## Short problem
Below are the entries; count the lines in them that contain the word "size" and give only the number.

Dataset excerpt
----

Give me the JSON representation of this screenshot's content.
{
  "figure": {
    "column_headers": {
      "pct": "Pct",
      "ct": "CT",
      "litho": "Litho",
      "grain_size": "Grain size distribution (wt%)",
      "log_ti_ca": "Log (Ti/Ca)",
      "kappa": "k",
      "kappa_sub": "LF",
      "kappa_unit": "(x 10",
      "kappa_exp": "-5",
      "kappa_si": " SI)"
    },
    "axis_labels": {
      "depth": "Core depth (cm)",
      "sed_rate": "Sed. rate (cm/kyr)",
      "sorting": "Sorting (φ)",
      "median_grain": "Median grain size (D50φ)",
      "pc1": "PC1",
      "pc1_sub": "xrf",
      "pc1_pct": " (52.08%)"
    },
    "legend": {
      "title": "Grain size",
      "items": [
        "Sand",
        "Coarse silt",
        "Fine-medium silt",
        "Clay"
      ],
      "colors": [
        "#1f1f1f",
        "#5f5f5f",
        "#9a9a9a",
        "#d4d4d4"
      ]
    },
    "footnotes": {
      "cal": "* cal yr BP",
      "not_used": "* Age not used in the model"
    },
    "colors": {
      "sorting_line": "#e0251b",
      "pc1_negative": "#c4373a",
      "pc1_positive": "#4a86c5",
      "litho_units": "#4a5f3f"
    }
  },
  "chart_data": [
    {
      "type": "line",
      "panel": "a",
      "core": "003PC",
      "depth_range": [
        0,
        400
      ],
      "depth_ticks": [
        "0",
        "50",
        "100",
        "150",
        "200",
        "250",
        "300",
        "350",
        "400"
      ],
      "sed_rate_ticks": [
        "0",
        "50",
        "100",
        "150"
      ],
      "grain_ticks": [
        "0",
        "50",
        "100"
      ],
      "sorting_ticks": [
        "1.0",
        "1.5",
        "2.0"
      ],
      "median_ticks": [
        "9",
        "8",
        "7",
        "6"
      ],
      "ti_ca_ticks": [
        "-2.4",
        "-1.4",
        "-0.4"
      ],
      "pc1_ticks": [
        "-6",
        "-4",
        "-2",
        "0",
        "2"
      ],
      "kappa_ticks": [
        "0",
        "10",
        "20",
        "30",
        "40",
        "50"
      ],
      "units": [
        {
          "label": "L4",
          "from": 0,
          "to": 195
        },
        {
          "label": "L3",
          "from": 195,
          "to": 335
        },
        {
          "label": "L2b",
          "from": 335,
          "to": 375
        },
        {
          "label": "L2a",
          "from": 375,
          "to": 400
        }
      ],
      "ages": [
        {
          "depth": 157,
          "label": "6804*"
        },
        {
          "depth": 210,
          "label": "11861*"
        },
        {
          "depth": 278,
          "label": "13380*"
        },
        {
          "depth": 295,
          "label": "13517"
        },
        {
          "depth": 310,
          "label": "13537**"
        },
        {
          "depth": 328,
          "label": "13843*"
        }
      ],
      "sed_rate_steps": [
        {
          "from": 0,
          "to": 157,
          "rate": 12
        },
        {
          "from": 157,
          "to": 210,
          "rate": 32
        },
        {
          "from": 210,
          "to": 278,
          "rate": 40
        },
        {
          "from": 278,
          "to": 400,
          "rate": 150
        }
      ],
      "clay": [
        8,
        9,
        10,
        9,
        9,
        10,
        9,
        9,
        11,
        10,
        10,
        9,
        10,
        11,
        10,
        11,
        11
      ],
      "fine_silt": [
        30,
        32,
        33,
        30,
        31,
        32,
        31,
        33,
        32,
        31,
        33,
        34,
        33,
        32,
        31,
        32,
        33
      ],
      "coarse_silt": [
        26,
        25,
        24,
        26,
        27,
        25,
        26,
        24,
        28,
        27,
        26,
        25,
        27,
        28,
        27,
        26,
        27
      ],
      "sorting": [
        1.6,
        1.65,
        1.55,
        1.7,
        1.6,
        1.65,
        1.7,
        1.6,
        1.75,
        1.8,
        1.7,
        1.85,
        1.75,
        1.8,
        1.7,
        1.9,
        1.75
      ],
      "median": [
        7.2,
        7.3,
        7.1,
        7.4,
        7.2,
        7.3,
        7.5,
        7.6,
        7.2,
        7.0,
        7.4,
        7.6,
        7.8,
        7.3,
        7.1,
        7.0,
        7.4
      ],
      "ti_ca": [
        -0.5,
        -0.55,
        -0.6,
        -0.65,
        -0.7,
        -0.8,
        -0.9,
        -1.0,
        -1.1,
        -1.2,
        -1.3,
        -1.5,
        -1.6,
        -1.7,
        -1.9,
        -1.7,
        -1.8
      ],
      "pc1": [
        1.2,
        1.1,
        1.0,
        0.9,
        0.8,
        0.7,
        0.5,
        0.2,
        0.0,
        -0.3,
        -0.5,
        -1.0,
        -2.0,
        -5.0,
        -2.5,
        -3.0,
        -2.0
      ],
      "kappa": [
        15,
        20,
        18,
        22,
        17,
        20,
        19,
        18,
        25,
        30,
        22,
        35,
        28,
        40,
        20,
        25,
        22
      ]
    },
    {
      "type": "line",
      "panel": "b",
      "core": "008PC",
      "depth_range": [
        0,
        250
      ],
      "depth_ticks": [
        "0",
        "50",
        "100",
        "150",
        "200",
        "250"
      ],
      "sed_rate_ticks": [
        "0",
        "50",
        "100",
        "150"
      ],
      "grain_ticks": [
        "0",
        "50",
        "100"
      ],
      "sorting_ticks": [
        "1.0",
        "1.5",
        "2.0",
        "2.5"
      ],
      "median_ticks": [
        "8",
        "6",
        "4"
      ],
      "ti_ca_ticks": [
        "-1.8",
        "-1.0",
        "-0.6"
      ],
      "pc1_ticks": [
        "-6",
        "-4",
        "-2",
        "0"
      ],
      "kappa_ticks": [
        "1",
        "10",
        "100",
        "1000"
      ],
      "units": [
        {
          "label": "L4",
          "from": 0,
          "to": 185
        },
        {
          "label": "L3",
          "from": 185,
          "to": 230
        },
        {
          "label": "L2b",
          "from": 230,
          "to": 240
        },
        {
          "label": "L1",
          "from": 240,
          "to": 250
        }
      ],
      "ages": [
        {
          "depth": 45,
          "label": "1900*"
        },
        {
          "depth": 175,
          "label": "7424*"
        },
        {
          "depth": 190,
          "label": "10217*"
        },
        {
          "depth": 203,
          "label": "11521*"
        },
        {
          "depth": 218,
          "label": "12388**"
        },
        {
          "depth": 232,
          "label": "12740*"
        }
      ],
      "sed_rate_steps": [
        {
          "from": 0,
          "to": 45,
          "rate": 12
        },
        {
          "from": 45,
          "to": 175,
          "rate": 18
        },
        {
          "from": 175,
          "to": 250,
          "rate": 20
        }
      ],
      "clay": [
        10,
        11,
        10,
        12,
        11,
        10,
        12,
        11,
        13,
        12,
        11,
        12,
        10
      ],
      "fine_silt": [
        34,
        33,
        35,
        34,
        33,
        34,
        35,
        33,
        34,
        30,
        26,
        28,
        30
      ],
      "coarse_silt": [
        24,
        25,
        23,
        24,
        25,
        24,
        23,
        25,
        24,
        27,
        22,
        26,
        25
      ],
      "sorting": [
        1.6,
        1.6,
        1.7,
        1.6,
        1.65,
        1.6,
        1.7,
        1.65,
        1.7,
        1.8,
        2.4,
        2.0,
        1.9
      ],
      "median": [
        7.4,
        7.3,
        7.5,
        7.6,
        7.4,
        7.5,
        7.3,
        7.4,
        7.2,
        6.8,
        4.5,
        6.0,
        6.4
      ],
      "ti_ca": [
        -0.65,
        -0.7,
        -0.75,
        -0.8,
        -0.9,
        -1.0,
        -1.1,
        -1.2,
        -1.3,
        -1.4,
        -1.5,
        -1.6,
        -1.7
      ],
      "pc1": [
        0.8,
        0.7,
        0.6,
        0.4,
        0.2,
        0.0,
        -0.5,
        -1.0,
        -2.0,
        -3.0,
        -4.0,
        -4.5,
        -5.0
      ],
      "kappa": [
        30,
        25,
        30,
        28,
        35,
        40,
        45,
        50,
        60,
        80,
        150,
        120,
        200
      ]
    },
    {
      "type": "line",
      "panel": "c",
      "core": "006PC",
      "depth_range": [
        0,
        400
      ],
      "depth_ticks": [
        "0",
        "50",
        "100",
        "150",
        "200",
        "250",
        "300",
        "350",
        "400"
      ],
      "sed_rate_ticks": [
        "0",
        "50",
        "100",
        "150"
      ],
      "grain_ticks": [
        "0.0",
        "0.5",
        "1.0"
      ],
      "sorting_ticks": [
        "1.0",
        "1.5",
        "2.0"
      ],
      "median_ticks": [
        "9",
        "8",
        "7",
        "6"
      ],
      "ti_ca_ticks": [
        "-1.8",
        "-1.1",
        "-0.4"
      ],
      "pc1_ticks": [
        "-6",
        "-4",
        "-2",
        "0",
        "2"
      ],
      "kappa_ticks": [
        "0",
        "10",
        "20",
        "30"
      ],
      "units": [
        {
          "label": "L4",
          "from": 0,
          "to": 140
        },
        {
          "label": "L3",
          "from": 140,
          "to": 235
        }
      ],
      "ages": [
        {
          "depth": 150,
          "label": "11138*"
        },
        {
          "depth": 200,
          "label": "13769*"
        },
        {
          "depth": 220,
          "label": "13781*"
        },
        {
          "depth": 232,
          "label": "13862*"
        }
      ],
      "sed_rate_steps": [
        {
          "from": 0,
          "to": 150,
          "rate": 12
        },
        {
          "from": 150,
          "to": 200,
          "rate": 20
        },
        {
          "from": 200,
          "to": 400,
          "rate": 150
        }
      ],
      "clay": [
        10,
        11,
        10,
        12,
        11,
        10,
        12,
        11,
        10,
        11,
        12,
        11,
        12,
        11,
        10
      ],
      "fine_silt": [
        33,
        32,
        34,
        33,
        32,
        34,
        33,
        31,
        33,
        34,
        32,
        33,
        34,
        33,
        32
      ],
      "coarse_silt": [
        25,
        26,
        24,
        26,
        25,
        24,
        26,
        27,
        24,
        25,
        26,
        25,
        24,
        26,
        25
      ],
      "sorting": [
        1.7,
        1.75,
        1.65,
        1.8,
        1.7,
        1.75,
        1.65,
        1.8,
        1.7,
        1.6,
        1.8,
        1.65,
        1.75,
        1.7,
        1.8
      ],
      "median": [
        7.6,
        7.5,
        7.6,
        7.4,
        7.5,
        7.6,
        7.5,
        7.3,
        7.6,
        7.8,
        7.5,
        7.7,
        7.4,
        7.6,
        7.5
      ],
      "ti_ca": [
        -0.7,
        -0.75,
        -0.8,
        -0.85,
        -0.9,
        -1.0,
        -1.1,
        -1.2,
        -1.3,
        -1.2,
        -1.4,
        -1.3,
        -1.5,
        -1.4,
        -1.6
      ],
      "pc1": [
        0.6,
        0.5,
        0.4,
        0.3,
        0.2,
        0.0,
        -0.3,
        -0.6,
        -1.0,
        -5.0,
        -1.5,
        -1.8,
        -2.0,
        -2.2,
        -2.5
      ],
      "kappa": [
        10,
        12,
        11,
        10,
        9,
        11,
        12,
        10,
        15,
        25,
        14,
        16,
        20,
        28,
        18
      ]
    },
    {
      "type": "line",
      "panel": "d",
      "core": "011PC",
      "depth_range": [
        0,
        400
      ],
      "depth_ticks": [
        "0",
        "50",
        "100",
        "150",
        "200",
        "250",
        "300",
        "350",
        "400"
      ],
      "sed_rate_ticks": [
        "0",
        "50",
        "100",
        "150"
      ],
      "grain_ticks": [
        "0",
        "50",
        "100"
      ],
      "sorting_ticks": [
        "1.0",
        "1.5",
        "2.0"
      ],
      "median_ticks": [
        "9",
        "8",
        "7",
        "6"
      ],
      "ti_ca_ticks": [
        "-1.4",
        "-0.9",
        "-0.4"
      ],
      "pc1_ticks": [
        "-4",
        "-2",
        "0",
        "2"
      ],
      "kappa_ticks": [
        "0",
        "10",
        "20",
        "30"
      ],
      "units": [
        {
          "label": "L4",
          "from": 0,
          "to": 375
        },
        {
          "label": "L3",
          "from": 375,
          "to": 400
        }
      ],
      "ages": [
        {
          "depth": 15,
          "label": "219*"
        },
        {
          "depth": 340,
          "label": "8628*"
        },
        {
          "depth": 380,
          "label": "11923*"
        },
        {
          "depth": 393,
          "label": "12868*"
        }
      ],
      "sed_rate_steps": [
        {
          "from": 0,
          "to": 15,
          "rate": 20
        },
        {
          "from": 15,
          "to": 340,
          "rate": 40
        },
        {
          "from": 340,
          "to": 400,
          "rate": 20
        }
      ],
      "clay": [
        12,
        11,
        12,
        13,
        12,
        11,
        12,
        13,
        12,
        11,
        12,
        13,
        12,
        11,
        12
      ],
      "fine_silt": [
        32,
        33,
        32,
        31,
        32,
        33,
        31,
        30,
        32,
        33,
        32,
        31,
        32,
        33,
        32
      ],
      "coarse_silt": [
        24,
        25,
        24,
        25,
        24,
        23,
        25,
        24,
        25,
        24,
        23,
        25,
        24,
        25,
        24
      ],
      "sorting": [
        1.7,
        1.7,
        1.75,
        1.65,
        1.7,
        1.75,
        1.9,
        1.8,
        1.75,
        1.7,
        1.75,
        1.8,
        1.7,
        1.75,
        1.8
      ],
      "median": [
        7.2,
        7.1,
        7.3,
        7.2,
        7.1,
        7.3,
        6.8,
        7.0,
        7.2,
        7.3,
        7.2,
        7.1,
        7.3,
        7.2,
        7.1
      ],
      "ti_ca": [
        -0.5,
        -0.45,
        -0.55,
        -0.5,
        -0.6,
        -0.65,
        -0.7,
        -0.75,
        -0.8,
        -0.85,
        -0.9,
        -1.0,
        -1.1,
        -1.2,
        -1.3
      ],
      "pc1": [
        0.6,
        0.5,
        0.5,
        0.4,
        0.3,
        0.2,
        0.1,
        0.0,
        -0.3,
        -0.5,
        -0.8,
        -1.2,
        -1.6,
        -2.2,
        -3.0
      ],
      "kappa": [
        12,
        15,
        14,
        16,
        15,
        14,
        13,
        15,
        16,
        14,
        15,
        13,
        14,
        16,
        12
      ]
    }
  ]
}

----

## In response
3